*WHAT NEEDS TO BE DONE*: Count the lines in the data below where the string "icon" occurs, please, and give the number alone.

*DATA FOR THIS TASK*:
— start —
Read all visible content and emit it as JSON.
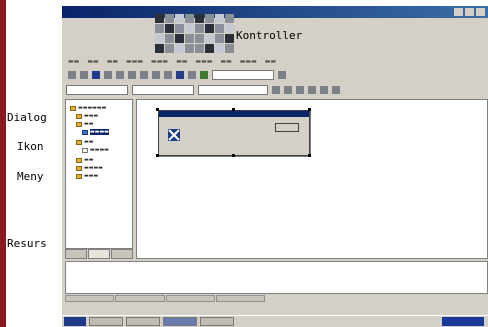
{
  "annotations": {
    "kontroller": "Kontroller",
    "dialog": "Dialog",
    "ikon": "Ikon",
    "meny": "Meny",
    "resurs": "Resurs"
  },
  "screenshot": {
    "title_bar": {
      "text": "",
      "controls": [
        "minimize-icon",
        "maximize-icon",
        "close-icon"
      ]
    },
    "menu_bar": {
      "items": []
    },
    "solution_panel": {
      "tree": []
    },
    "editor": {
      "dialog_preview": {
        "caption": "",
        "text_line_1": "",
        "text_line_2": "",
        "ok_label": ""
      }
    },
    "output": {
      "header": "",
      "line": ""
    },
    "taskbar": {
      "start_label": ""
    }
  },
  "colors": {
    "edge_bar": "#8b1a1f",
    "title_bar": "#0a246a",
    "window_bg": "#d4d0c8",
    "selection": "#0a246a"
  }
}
— end —
*SOLUTION FOR THIS EXERCISE*: 3